Search the entries below. Return every line that has "label" in it.

<<<<

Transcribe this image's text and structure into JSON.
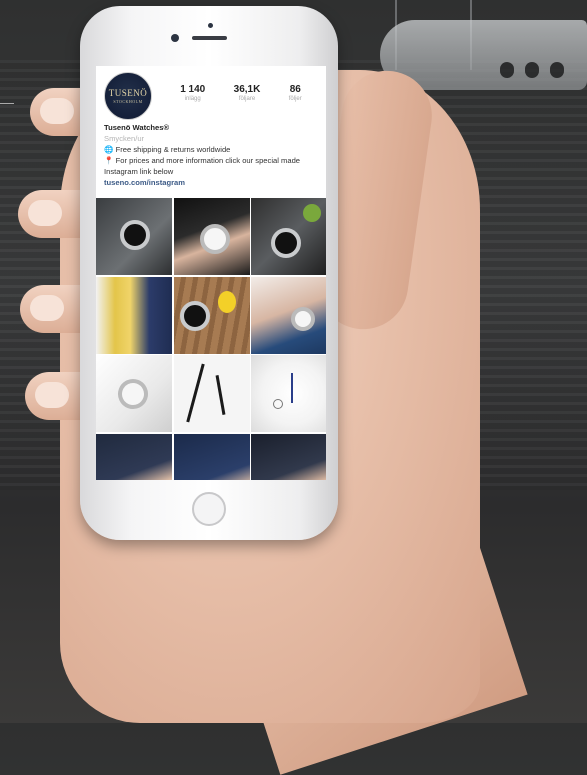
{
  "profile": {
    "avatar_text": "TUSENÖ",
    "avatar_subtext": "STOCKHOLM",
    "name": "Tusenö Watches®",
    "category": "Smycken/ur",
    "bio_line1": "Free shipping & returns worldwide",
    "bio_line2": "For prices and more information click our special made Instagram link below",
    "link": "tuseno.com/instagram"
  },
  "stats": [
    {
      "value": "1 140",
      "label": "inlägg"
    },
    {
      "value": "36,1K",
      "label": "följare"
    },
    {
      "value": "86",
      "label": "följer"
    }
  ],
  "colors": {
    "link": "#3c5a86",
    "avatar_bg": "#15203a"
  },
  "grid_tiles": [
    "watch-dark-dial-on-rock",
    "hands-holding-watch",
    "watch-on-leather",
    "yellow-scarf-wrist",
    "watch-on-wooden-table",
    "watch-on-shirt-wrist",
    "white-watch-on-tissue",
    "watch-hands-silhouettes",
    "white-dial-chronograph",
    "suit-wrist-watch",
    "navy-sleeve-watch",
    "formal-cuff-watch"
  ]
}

>>>>

_Worked answer:_
      "label": "inlägg"
      "label": "följare"
      "label": "följer"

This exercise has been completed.